■ **Part of a data file**
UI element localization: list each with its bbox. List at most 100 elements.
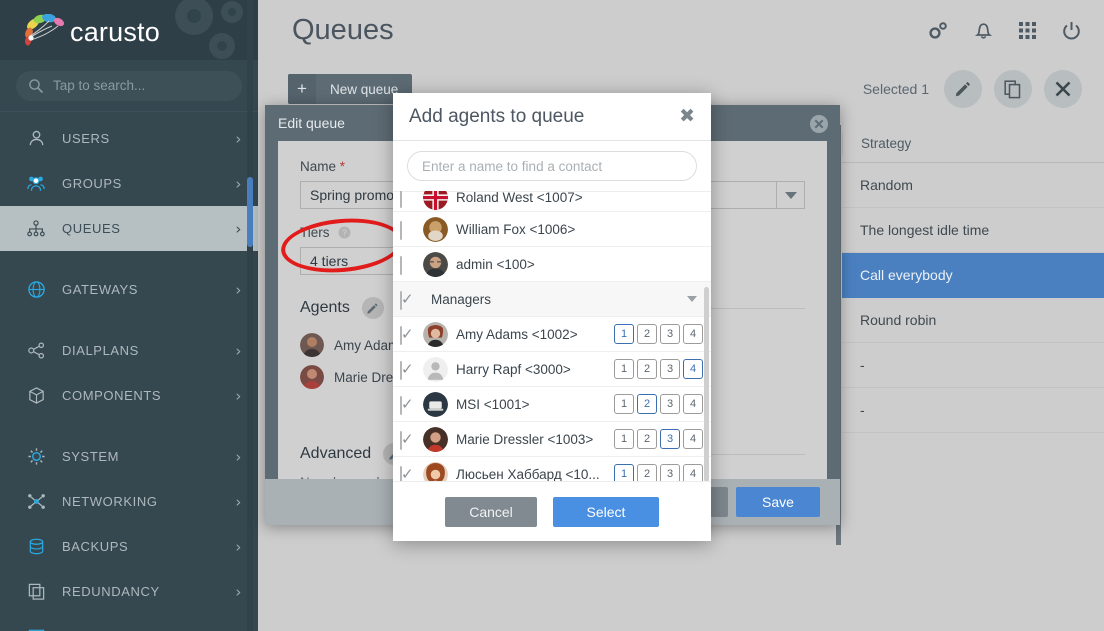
- row-checkbox[interactable]: ✓: [400, 360, 415, 380]
- list-item[interactable]: Roland West <1007>: [393, 191, 711, 212]
- sidebar-item-label: USERS: [62, 131, 110, 146]
- sidebar-item-label: QUEUES: [62, 221, 121, 236]
- edit-queue-save-button[interactable]: Save: [736, 487, 820, 517]
- sidebar-scrollbar[interactable]: [247, 0, 253, 631]
- table-row[interactable]: -: [842, 343, 1104, 388]
- sidebar-scrollbar-thumb[interactable]: [247, 177, 253, 247]
- tier-option-1[interactable]: 1: [614, 464, 634, 481]
- tier-option-4[interactable]: 4: [683, 464, 703, 481]
- sidebar-item-users[interactable]: USERS ›: [0, 116, 258, 161]
- chart-icon: [26, 627, 46, 631]
- tier-option-1[interactable]: 1: [614, 359, 634, 379]
- brand-logo[interactable]: carusto: [0, 0, 258, 60]
- tier-option-3[interactable]: 3: [660, 324, 680, 344]
- row-checkbox[interactable]: [400, 220, 415, 240]
- tier-option-2[interactable]: 2: [637, 429, 657, 449]
- pencil-icon: [955, 81, 971, 97]
- contact-name: MSI <1001>: [456, 396, 530, 412]
- sidebar-item-queues[interactable]: QUEUES ›: [0, 206, 258, 251]
- sidebar-item-status[interactable]: STATUS ›: [0, 614, 258, 631]
- table-row[interactable]: The longest idle time: [842, 208, 1104, 253]
- sidebar-item-networking[interactable]: NETWORKING ›: [0, 479, 258, 524]
- tier-option-1[interactable]: 1: [614, 394, 634, 414]
- sidebar-item-system[interactable]: SYSTEM ›: [0, 434, 258, 479]
- row-checkbox[interactable]: ✓: [400, 395, 415, 415]
- edit-queue-close-button[interactable]: [809, 114, 829, 134]
- tier-option-3[interactable]: 3: [660, 394, 680, 414]
- search-input[interactable]: Tap to search...: [16, 70, 242, 101]
- tier-option-4[interactable]: 4: [683, 429, 703, 449]
- cancel-button[interactable]: Cancel: [445, 496, 537, 527]
- sidebar-item-label: NETWORKING: [62, 494, 158, 509]
- tier-selector[interactable]: 1 2 3 4: [614, 359, 703, 379]
- chevron-right-icon: ›: [235, 129, 242, 148]
- close-circle-icon: [810, 115, 828, 133]
- globe-icon: [26, 280, 46, 300]
- avatar: [423, 426, 448, 452]
- delete-selected-button[interactable]: [1044, 70, 1082, 108]
- contact-search-input[interactable]: Enter a name to find a contact: [407, 151, 697, 181]
- tier-option-4[interactable]: 4: [683, 324, 703, 344]
- list-item[interactable]: William Fox <1006>: [393, 212, 711, 247]
- list-item[interactable]: ✓ Harry Rapf <3000> 1 2 3 4: [393, 352, 711, 387]
- row-checkbox[interactable]: [400, 255, 415, 275]
- table-row-selected[interactable]: Call everybody: [842, 253, 1104, 298]
- tier-selector[interactable]: 1 2 3 4: [614, 464, 703, 481]
- agents-list[interactable]: Roland West <1007> William Fox <1006> ad…: [393, 191, 711, 481]
- apps-grid-icon[interactable]: [1018, 21, 1037, 45]
- tier-option-2[interactable]: 2: [637, 324, 657, 344]
- gear-icon: [26, 447, 46, 467]
- column-header-strategy[interactable]: Strategy: [842, 132, 911, 155]
- tier-option-2[interactable]: 2: [637, 464, 657, 481]
- settings-gears-icon[interactable]: [927, 21, 949, 46]
- sidebar-item-groups[interactable]: GROUPS ›: [0, 161, 258, 206]
- row-checkbox[interactable]: ✓: [400, 325, 415, 345]
- sidebar-item-dialplans[interactable]: DIALPLANS ›: [0, 328, 258, 373]
- tier-option-4[interactable]: 4: [683, 394, 703, 414]
- copy-selected-button[interactable]: [994, 70, 1032, 108]
- sidebar-item-backups[interactable]: BACKUPS ›: [0, 524, 258, 569]
- row-checkbox[interactable]: ✓: [400, 465, 415, 481]
- table-row[interactable]: Round robin: [842, 298, 1104, 343]
- table-row[interactable]: -: [842, 388, 1104, 433]
- tier-option-2[interactable]: 2: [637, 359, 657, 379]
- tier-option-1[interactable]: 1: [614, 324, 634, 344]
- tier-selector[interactable]: 1 2 3 4: [614, 394, 703, 414]
- list-item[interactable]: ✓ Marie Dressler <1003> 1 2 3 4: [393, 422, 711, 457]
- edit-selected-button[interactable]: [944, 70, 982, 108]
- name-label-text: Name: [300, 159, 337, 174]
- power-icon[interactable]: [1061, 20, 1082, 46]
- select-button[interactable]: Select: [553, 496, 659, 527]
- sidebar-item-gateways[interactable]: GATEWAYS ›: [0, 267, 258, 312]
- modal-header: Add agents to queue ✖: [393, 93, 711, 141]
- list-scrollbar[interactable]: [704, 195, 709, 482]
- avatar: [300, 365, 324, 389]
- edit-agents-button[interactable]: [361, 297, 384, 319]
- row-checkbox[interactable]: ✓: [400, 430, 415, 450]
- tier-selector[interactable]: 1 2 3 4: [614, 324, 703, 344]
- table-row[interactable]: Random: [842, 163, 1104, 208]
- sidebar-item-components[interactable]: COMPONENTS ›: [0, 373, 258, 418]
- bell-icon[interactable]: [973, 20, 994, 46]
- row-checkbox[interactable]: [400, 191, 415, 208]
- list-group-header[interactable]: ✓ Managers: [393, 282, 711, 317]
- tier-option-2[interactable]: 2: [637, 394, 657, 414]
- tier-option-1[interactable]: 1: [614, 429, 634, 449]
- chevron-down-icon[interactable]: [687, 296, 697, 302]
- agents-section-title: Agents: [300, 299, 350, 316]
- modal-close-button[interactable]: ✖: [679, 107, 695, 126]
- cell-strategy: -: [860, 402, 865, 418]
- list-item[interactable]: ✓ MSI <1001> 1 2 3 4: [393, 387, 711, 422]
- tier-option-3[interactable]: 3: [660, 429, 680, 449]
- tier-option-3[interactable]: 3: [660, 464, 680, 481]
- list-scrollbar-thumb[interactable]: [704, 287, 709, 482]
- list-item[interactable]: ✓ Люсьен Хаббард <10... 1 2 3 4: [393, 457, 711, 481]
- group-checkbox[interactable]: ✓: [400, 290, 415, 310]
- modal-title: Add agents to queue: [409, 105, 585, 127]
- tier-option-3[interactable]: 3: [660, 359, 680, 379]
- tier-option-4[interactable]: 4: [683, 359, 703, 379]
- list-item[interactable]: admin <100>: [393, 247, 711, 282]
- tier-selector[interactable]: 1 2 3 4: [614, 429, 703, 449]
- list-item[interactable]: ✓ Amy Adams <1002> 1 2 3 4: [393, 317, 711, 352]
- sidebar-item-redundancy[interactable]: REDUNDANCY ›: [0, 569, 258, 614]
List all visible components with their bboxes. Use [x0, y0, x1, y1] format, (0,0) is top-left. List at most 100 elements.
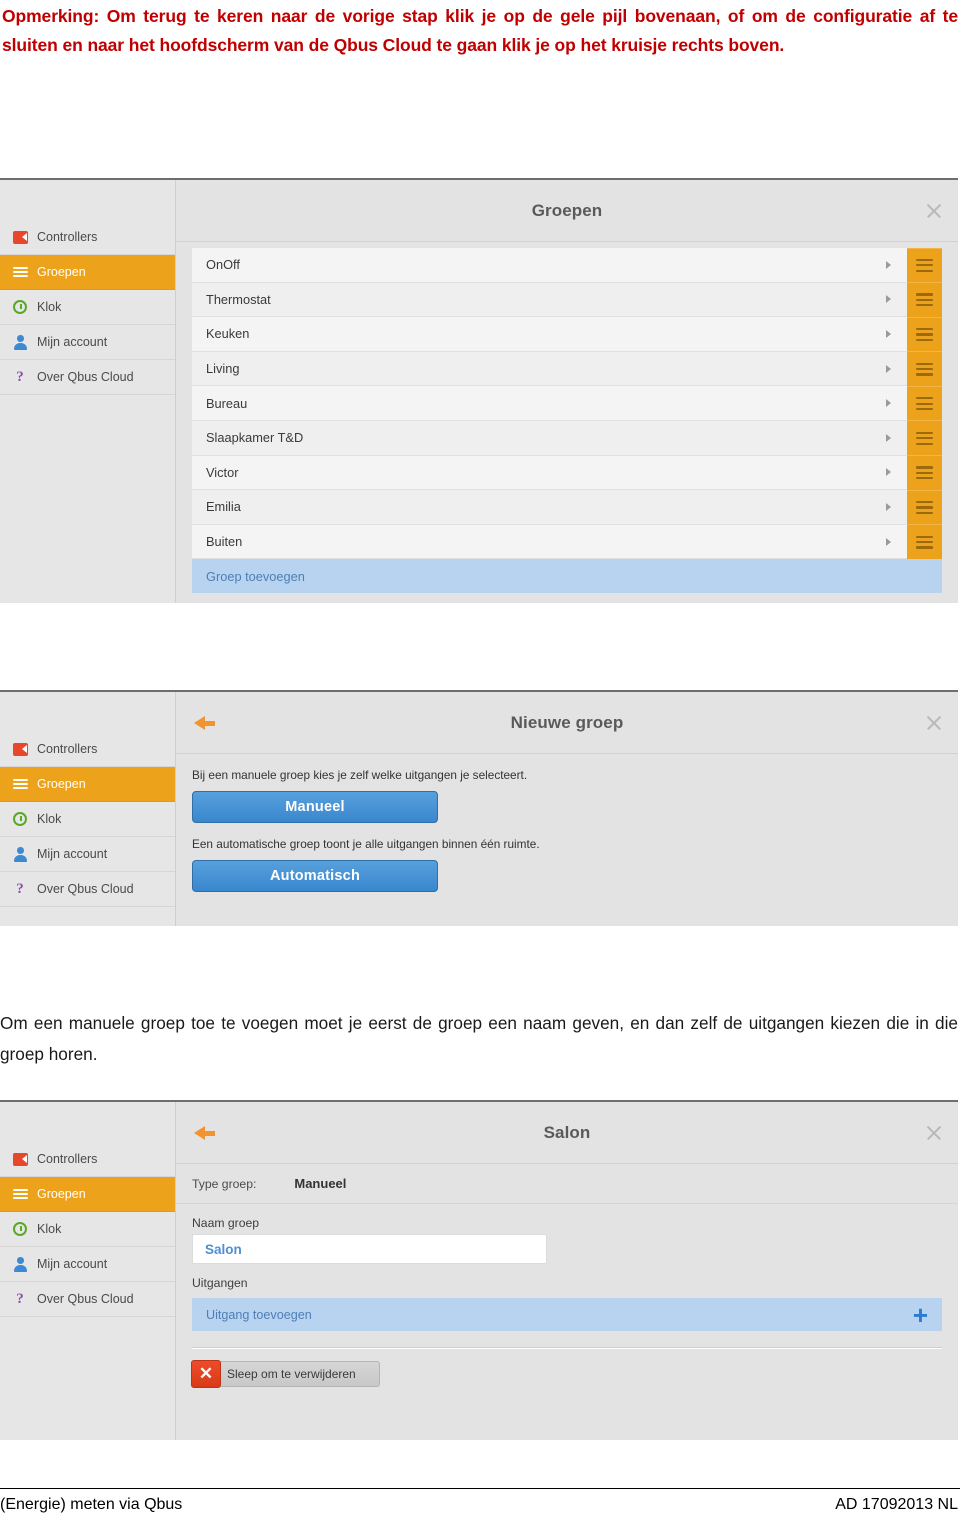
question-mark-icon: ?: [16, 881, 24, 897]
drag-handle-icon[interactable]: [907, 282, 942, 317]
chevron-right-icon: [886, 329, 891, 338]
chevron-right-icon: [886, 399, 891, 408]
drag-handle-icon[interactable]: [907, 385, 942, 421]
sidebar-item-controllers[interactable]: Controllers: [0, 732, 175, 767]
sidebar-3: Controllers Groepen Klok Mijn account ? …: [0, 1102, 176, 1440]
manueel-button[interactable]: Manueel: [192, 791, 438, 823]
sidebar-1: Controllers Groepen Klok Mijn account ? …: [0, 180, 176, 603]
table-row[interactable]: Bureau: [192, 385, 942, 421]
close-icon[interactable]: [924, 201, 944, 221]
sidebar-item-label: Groepen: [37, 1187, 86, 1201]
sidebar-item-groepen[interactable]: Groepen: [0, 1177, 175, 1212]
group-name-label: Naam groep: [192, 1216, 260, 1230]
auto-description: Een automatische groep toont je alle uit…: [192, 837, 540, 851]
sidebar-item-controllers[interactable]: Controllers: [0, 220, 175, 255]
drag-handle-icon[interactable]: [907, 351, 942, 386]
sidebar-item-label: Groepen: [37, 777, 86, 791]
panel-header-2: Nieuwe groep: [176, 692, 958, 754]
group-name: Emilia: [206, 499, 241, 515]
user-icon: [12, 334, 28, 350]
main-panel-3: Salon Type groep: Manueel Naam groep Sal…: [176, 1102, 958, 1440]
warning-note: Opmerking: Om terug te keren naar de vor…: [2, 6, 958, 55]
table-row[interactable]: Slaapkamer T&D: [192, 420, 942, 456]
group-type-label: Type groep:: [192, 1176, 257, 1191]
table-row[interactable]: OnOff: [192, 247, 942, 283]
sidebar-item-label: Groepen: [37, 265, 86, 279]
sidebar-item-mijn-account[interactable]: Mijn account: [0, 325, 175, 360]
chevron-right-icon: [886, 468, 891, 477]
back-arrow-icon[interactable]: [186, 712, 216, 734]
sidebar-item-label: Mijn account: [37, 847, 108, 861]
chevron-right-icon: [886, 502, 891, 511]
close-icon[interactable]: [924, 1123, 944, 1143]
group-name: Thermostat: [206, 291, 271, 307]
chevron-right-icon: [886, 433, 891, 442]
manual-description: Bij een manuele groep kies je zelf welke…: [192, 768, 528, 782]
group-name: Victor: [206, 464, 239, 480]
hamburger-icon: [12, 264, 28, 280]
chevron-right-icon: [886, 260, 891, 269]
footer-row: (Energie) meten via Qbus AD 17092013 NL: [0, 1496, 960, 1514]
table-row[interactable]: Victor: [192, 455, 942, 491]
back-arrow-icon[interactable]: [186, 1122, 216, 1144]
group-list: OnOff Thermostat Keuken Living Bureau Sl…: [176, 242, 958, 594]
sidebar-item-over-qbus-cloud[interactable]: ? Over Qbus Cloud: [0, 872, 175, 907]
table-row[interactable]: Emilia: [192, 489, 942, 525]
sidebar-item-label: Controllers: [37, 230, 98, 244]
sidebar-item-over-qbus-cloud[interactable]: ? Over Qbus Cloud: [0, 1282, 175, 1317]
drag-to-delete-button[interactable]: ✕ Sleep om te verwijderen: [191, 1360, 380, 1388]
group-type-value: Manueel: [294, 1176, 347, 1191]
sidebar-item-groepen[interactable]: Groepen: [0, 255, 175, 290]
group-name: Slaapkamer T&D: [206, 430, 304, 446]
table-row[interactable]: Keuken: [192, 316, 942, 352]
body-paragraph: Om een manuele groep toe te voegen moet …: [0, 1013, 958, 1064]
sidebar-item-label: Controllers: [37, 1152, 98, 1166]
drag-handle-icon[interactable]: [907, 524, 942, 559]
table-row[interactable]: Buiten: [192, 524, 942, 560]
sidebar-item-klok[interactable]: Klok: [0, 802, 175, 837]
sidebar-item-label: Controllers: [37, 742, 98, 756]
chevron-right-icon: [886, 537, 891, 546]
new-group-body: Bij een manuele groep kies je zelf welke…: [176, 754, 958, 892]
controller-icon: [12, 229, 28, 245]
sidebar-item-label: Over Qbus Cloud: [37, 882, 134, 896]
group-type-row: Type groep: Manueel: [176, 1164, 958, 1204]
clock-icon: [12, 299, 28, 315]
footer-right-text: AD 17092013 NL: [835, 1496, 958, 1513]
sidebar-item-over-qbus-cloud[interactable]: ? Over Qbus Cloud: [0, 360, 175, 395]
drag-handle-icon[interactable]: [907, 489, 942, 525]
panel-header-1: Groepen: [176, 180, 958, 242]
sidebar-item-groepen[interactable]: Groepen: [0, 767, 175, 802]
close-icon[interactable]: [924, 713, 944, 733]
question-mark-icon: ?: [16, 369, 24, 385]
close-icon: ✕: [191, 1360, 221, 1388]
group-name: Keuken: [206, 326, 250, 342]
drag-handle-icon[interactable]: [907, 316, 942, 352]
sidebar-item-label: Over Qbus Cloud: [37, 1292, 134, 1306]
sidebar-item-klok[interactable]: Klok: [0, 1212, 175, 1247]
chevron-right-icon: [886, 295, 891, 304]
hamburger-icon: [12, 776, 28, 792]
controller-icon: [12, 1151, 28, 1167]
group-name: Buiten: [206, 534, 243, 550]
sidebar-item-mijn-account[interactable]: Mijn account: [0, 837, 175, 872]
table-row[interactable]: Living: [192, 351, 942, 387]
drag-handle-icon[interactable]: [907, 247, 942, 283]
table-row[interactable]: Thermostat: [192, 282, 942, 318]
chevron-right-icon: [886, 364, 891, 373]
automatisch-button[interactable]: Automatisch: [192, 860, 438, 892]
drag-handle-icon[interactable]: [907, 455, 942, 490]
add-output-button[interactable]: Uitgang toevoegen +: [192, 1298, 942, 1331]
group-name-input[interactable]: Salon: [192, 1234, 547, 1264]
user-icon: [12, 846, 28, 862]
group-name: OnOff: [206, 257, 240, 273]
footer-left-text: (Energie) meten via Qbus: [0, 1496, 183, 1513]
drag-to-delete-label: Sleep om te verwijderen: [227, 1367, 356, 1381]
clock-icon: [12, 1221, 28, 1237]
plus-icon[interactable]: +: [913, 1302, 928, 1328]
sidebar-item-controllers[interactable]: Controllers: [0, 1142, 175, 1177]
add-group-button[interactable]: Groep toevoegen: [192, 559, 942, 594]
sidebar-item-mijn-account[interactable]: Mijn account: [0, 1247, 175, 1282]
drag-handle-icon[interactable]: [907, 420, 942, 456]
sidebar-item-klok[interactable]: Klok: [0, 290, 175, 325]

■ **Required work**
Take the part that opens with the line containing "question-mark-icon: ?: [16, 881, 24, 897]" and closes with the line containing "table-row[interactable]: OnOff: [192, 247, 942, 283]". Switch each "drag-handle-icon" to "grip-icon", change nothing else, and give back only those lines.

■ **Correct result**
question-mark-icon: ?: [16, 881, 24, 897]
grip-icon[interactable]: [907, 282, 942, 317]
chevron-right-icon: [886, 329, 891, 338]
chevron-right-icon: [886, 399, 891, 408]
grip-icon[interactable]: [907, 385, 942, 421]
sidebar-item-controllers[interactable]: Controllers: [0, 732, 175, 767]
sidebar-3: Controllers Groepen Klok Mijn account ? …: [0, 1102, 176, 1440]
manueel-button[interactable]: Manueel: [192, 791, 438, 823]
sidebar-1: Controllers Groepen Klok Mijn account ? …: [0, 180, 176, 603]
table-row[interactable]: Bureau: [192, 385, 942, 421]
close-icon[interactable]: [924, 201, 944, 221]
sidebar-item-label: Groepen: [37, 1187, 86, 1201]
sidebar-item-groepen[interactable]: Groepen: [0, 1177, 175, 1212]
group-name-label: Naam groep: [192, 1216, 260, 1230]
auto-description: Een automatische groep toont je alle uit…: [192, 837, 540, 851]
sidebar-item-controllers[interactable]: Controllers: [0, 220, 175, 255]
grip-icon[interactable]: [907, 351, 942, 386]
sidebar-item-label: Groepen: [37, 777, 86, 791]
panel-header-2: Nieuwe groep: [176, 692, 958, 754]
group-name: Emilia: [206, 499, 241, 515]
user-icon: [12, 334, 28, 350]
main-panel-3: Salon Type groep: Manueel Naam groep Sal…: [176, 1102, 958, 1440]
warning-note: Opmerking: Om terug te keren naar de vor…: [2, 6, 958, 55]
table-row[interactable]: Slaapkamer T&D: [192, 420, 942, 456]
group-type-label: Type groep:: [192, 1176, 257, 1191]
table-row[interactable]: OnOff: [192, 247, 942, 283]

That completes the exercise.